◆ Dataset extract
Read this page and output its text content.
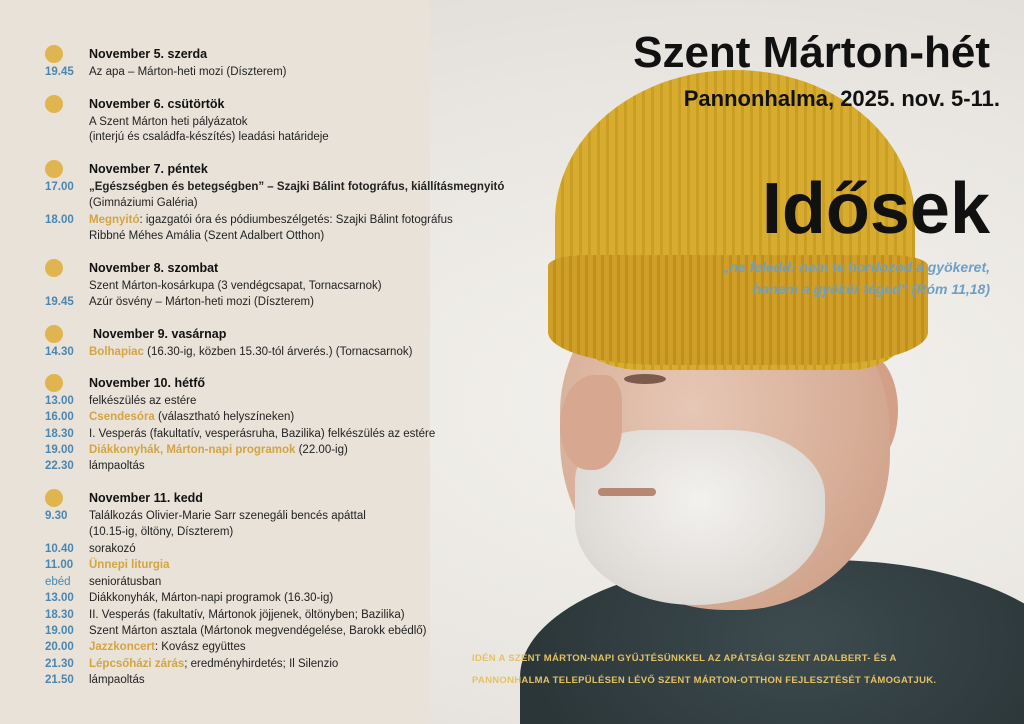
Szent Márton-hét
Pannonhalma, 2025. nov. 5-11.
Idősek
„ne feledd: nem te hordozod a gyökeret,
hanem a gyökér téged” (Róm 11,18)
IDÉN A SZENT MÁRTON-NAPI GYŰJTÉSÜNKKEL AZ APÁTSÁGI SZENT ADALBERT- ÉS A
PANNONHALMA TELEPÜLÉSEN LÉVŐ SZENT MÁRTON-OTTHON FEJLESZTÉSÉT TÁMOGATJUK.
November 5. szerda
19.45 Az apa – Márton-heti mozi (Díszterem)
November 6. csütörtök
A Szent Márton heti pályázatok
(interjú és családfa-készítés) leadási határideje
November 7. péntek
17.00 „Egészségben és betegségben” – Szajki Bálint fotográfus, kiállításmegnyitó
(Gimnáziumi Galéria)
18.00 Megnyitó: igazgatói óra és pódiumbeszélgetés: Szajki Bálint fotográfus
Ribbné Méhes Amália (Szent Adalbert Otthon)
November 8. szombat
Szent Márton-kosárkupa (3 vendégcsapat, Tornacsarnok)
19.45 Azúr ösvény – Márton-heti mozi (Díszterem)
November 9. vasárnap
14.30 Bolhapiac (16.30-ig, közben 15.30-tól árverés.) (Tornacsarnok)
November 10. hétfő
13.00 felkészülés az estére
16.00 Csendesóra (választható helyszíneken)
18.30 I. Vesperás (fakultatív, vesperásruha, Bazilika) felkészülés az estére
19.00 Diákkonyhák, Márton-napi programok (22.00-ig)
22.30 lámpaoltás
November 11. kedd
9.30 Találkozás Olivier-Marie Sarr szenegáli bencés apáttal
(10.15-ig, öltöny, Díszterem)
10.40 sorakozó
11.00 Ünnepi liturgia
ebéd seniorátusban
13.00 Diákkonyhák, Márton-napi programok (16.30-ig)
18.30 II. Vesperás (fakultatív, Mártonok jöjjenek, öltönyben; Bazilika)
19.00 Szent Márton asztala (Mártonok megvendégelése, Barokk ebédlő)
20.00 Jazzkoncert: Kovász együttes
21.30 Lépcsőházi zárás; eredményhirdetés; Il Silenzio
21.50 lámpaoltás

◆ What you will do
Copy out every line of the material above that mentions the word "mozi".

◆ Exercise result
19.45 Az apa – Márton-heti mozi (Díszterem)
19.45 Azúr ösvény – Márton-heti mozi (Díszterem)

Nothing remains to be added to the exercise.